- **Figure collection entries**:

──────

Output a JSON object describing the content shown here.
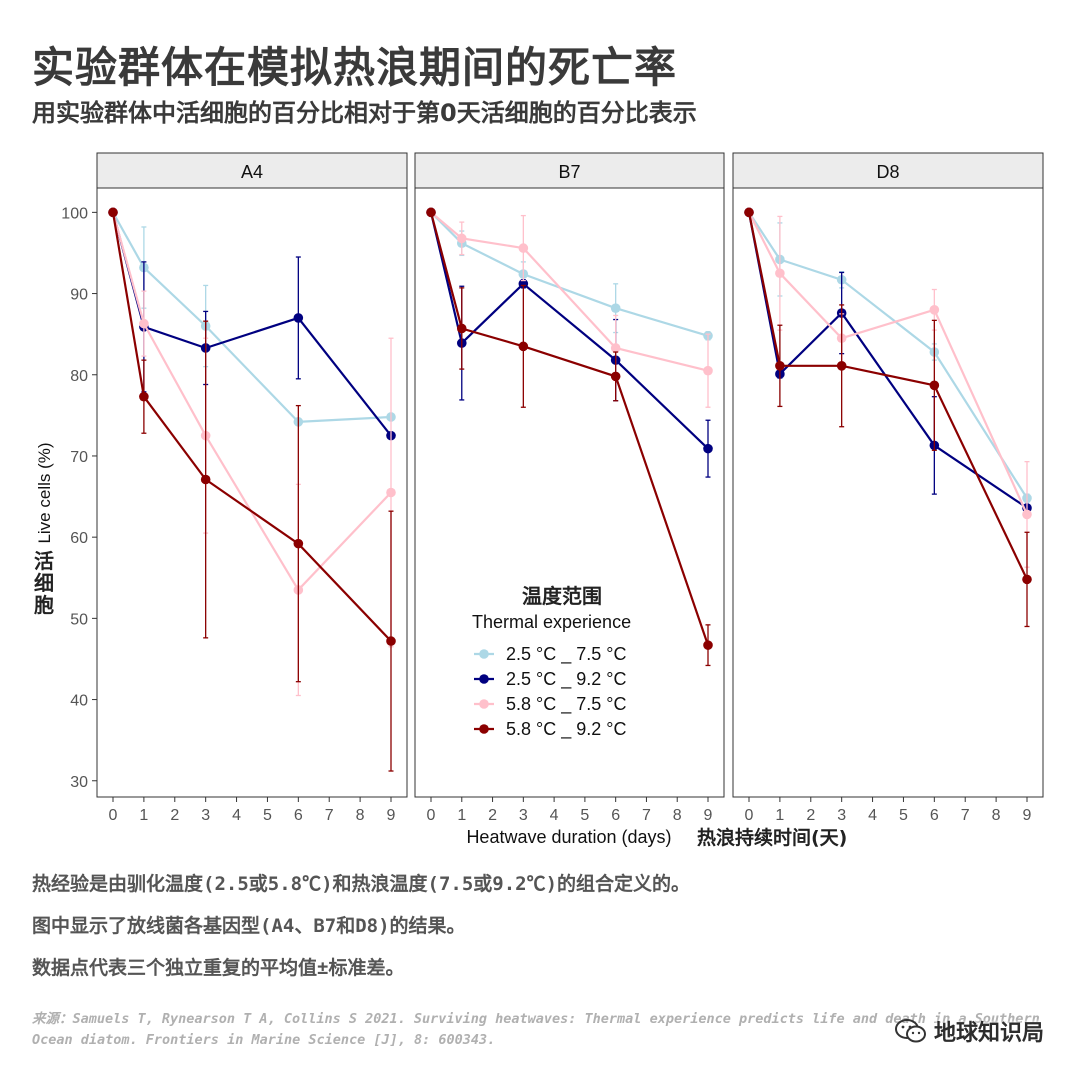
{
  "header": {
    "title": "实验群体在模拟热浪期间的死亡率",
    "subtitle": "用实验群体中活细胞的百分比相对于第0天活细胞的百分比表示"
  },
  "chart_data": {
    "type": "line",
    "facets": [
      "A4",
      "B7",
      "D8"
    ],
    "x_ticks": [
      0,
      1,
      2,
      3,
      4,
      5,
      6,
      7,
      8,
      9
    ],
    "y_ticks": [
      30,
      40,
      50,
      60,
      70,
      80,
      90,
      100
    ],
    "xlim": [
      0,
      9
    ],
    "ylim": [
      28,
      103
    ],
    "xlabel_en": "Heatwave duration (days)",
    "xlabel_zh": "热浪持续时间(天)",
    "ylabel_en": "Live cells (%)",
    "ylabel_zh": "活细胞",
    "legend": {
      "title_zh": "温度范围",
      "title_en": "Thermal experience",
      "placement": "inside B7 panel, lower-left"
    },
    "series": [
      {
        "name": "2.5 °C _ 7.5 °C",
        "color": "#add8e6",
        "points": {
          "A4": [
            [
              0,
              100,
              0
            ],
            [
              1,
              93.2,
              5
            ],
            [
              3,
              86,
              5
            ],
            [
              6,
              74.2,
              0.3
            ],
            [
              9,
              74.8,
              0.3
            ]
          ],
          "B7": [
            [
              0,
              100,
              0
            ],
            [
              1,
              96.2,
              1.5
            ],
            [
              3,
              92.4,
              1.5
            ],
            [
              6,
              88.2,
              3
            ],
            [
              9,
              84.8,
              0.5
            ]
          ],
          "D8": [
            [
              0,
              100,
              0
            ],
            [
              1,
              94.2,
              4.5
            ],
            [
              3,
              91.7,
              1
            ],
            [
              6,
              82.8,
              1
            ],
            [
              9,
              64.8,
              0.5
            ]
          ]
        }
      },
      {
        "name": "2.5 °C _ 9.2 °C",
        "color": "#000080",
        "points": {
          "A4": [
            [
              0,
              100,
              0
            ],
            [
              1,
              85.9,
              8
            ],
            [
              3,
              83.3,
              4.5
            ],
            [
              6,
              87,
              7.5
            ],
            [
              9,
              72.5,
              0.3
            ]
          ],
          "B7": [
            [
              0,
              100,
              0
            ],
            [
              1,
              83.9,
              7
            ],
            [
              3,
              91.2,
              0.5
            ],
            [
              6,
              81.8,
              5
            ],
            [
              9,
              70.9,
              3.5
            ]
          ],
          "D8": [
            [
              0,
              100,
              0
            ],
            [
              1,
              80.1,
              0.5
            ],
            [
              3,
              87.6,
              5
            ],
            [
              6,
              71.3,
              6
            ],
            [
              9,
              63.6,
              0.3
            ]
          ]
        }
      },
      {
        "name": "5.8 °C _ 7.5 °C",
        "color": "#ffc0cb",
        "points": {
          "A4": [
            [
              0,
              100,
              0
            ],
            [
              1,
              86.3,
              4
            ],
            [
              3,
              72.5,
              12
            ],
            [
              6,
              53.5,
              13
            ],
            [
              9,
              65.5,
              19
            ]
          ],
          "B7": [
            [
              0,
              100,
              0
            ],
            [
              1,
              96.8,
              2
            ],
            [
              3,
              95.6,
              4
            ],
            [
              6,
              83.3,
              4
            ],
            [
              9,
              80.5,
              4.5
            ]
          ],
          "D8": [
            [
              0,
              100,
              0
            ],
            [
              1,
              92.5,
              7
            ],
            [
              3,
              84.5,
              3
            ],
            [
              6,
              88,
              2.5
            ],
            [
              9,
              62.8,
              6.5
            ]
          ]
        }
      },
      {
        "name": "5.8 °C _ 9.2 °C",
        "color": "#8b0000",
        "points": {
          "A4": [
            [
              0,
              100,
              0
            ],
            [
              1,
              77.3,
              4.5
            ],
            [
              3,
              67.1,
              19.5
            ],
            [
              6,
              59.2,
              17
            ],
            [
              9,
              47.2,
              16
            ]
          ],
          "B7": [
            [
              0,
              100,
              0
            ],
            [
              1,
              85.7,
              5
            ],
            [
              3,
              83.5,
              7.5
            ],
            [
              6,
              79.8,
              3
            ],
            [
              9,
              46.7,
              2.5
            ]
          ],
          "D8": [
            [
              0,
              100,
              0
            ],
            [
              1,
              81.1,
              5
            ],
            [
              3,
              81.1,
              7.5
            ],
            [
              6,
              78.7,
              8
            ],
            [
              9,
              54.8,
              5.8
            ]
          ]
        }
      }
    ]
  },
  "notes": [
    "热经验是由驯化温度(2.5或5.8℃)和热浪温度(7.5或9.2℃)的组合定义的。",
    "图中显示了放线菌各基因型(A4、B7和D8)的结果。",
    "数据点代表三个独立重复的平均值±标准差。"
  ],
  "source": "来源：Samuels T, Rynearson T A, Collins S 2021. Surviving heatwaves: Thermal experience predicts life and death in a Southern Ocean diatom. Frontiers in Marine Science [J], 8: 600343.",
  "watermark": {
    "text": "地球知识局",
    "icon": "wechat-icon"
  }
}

──────

- **What needs to be done**: Could you transcribe the records above exactly, leaving every picture out?

- **Answer**:
Output a JSON object describing the content shown here.
{
  "header": {
    "title": "实验群体在模拟热浪期间的死亡率",
    "subtitle": "用实验群体中活细胞的百分比相对于第0天活细胞的百分比表示"
  },
  "chart_data": {
    "type": "line",
    "facets": [
      "A4",
      "B7",
      "D8"
    ],
    "x_ticks": [
      0,
      1,
      2,
      3,
      4,
      5,
      6,
      7,
      8,
      9
    ],
    "y_ticks": [
      30,
      40,
      50,
      60,
      70,
      80,
      90,
      100
    ],
    "xlim": [
      0,
      9
    ],
    "ylim": [
      28,
      103
    ],
    "xlabel_en": "Heatwave duration (days)",
    "xlabel_zh": "热浪持续时间(天)",
    "ylabel_en": "Live cells (%)",
    "ylabel_zh": "活细胞",
    "legend": {
      "title_zh": "温度范围",
      "title_en": "Thermal experience",
      "placement": "inside B7 panel, lower-left"
    },
    "series": [
      {
        "name": "2.5 °C _ 7.5 °C",
        "color": "#add8e6",
        "points": {
          "A4": [
            [
              0,
              100,
              0
            ],
            [
              1,
              93.2,
              5
            ],
            [
              3,
              86,
              5
            ],
            [
              6,
              74.2,
              0.3
            ],
            [
              9,
              74.8,
              0.3
            ]
          ],
          "B7": [
            [
              0,
              100,
              0
            ],
            [
              1,
              96.2,
              1.5
            ],
            [
              3,
              92.4,
              1.5
            ],
            [
              6,
              88.2,
              3
            ],
            [
              9,
              84.8,
              0.5
            ]
          ],
          "D8": [
            [
              0,
              100,
              0
            ],
            [
              1,
              94.2,
              4.5
            ],
            [
              3,
              91.7,
              1
            ],
            [
              6,
              82.8,
              1
            ],
            [
              9,
              64.8,
              0.5
            ]
          ]
        }
      },
      {
        "name": "2.5 °C _ 9.2 °C",
        "color": "#000080",
        "points": {
          "A4": [
            [
              0,
              100,
              0
            ],
            [
              1,
              85.9,
              8
            ],
            [
              3,
              83.3,
              4.5
            ],
            [
              6,
              87,
              7.5
            ],
            [
              9,
              72.5,
              0.3
            ]
          ],
          "B7": [
            [
              0,
              100,
              0
            ],
            [
              1,
              83.9,
              7
            ],
            [
              3,
              91.2,
              0.5
            ],
            [
              6,
              81.8,
              5
            ],
            [
              9,
              70.9,
              3.5
            ]
          ],
          "D8": [
            [
              0,
              100,
              0
            ],
            [
              1,
              80.1,
              0.5
            ],
            [
              3,
              87.6,
              5
            ],
            [
              6,
              71.3,
              6
            ],
            [
              9,
              63.6,
              0.3
            ]
          ]
        }
      },
      {
        "name": "5.8 °C _ 7.5 °C",
        "color": "#ffc0cb",
        "points": {
          "A4": [
            [
              0,
              100,
              0
            ],
            [
              1,
              86.3,
              4
            ],
            [
              3,
              72.5,
              12
            ],
            [
              6,
              53.5,
              13
            ],
            [
              9,
              65.5,
              19
            ]
          ],
          "B7": [
            [
              0,
              100,
              0
            ],
            [
              1,
              96.8,
              2
            ],
            [
              3,
              95.6,
              4
            ],
            [
              6,
              83.3,
              4
            ],
            [
              9,
              80.5,
              4.5
            ]
          ],
          "D8": [
            [
              0,
              100,
              0
            ],
            [
              1,
              92.5,
              7
            ],
            [
              3,
              84.5,
              3
            ],
            [
              6,
              88,
              2.5
            ],
            [
              9,
              62.8,
              6.5
            ]
          ]
        }
      },
      {
        "name": "5.8 °C _ 9.2 °C",
        "color": "#8b0000",
        "points": {
          "A4": [
            [
              0,
              100,
              0
            ],
            [
              1,
              77.3,
              4.5
            ],
            [
              3,
              67.1,
              19.5
            ],
            [
              6,
              59.2,
              17
            ],
            [
              9,
              47.2,
              16
            ]
          ],
          "B7": [
            [
              0,
              100,
              0
            ],
            [
              1,
              85.7,
              5
            ],
            [
              3,
              83.5,
              7.5
            ],
            [
              6,
              79.8,
              3
            ],
            [
              9,
              46.7,
              2.5
            ]
          ],
          "D8": [
            [
              0,
              100,
              0
            ],
            [
              1,
              81.1,
              5
            ],
            [
              3,
              81.1,
              7.5
            ],
            [
              6,
              78.7,
              8
            ],
            [
              9,
              54.8,
              5.8
            ]
          ]
        }
      }
    ]
  },
  "notes": [
    "热经验是由驯化温度(2.5或5.8℃)和热浪温度(7.5或9.2℃)的组合定义的。",
    "图中显示了放线菌各基因型(A4、B7和D8)的结果。",
    "数据点代表三个独立重复的平均值±标准差。"
  ],
  "source": "来源：Samuels T, Rynearson T A, Collins S 2021. Surviving heatwaves: Thermal experience predicts life and death in a Southern Ocean diatom. Frontiers in Marine Science [J], 8: 600343.",
  "watermark": {
    "text": "地球知识局",
    "icon": "wechat-icon"
  }
}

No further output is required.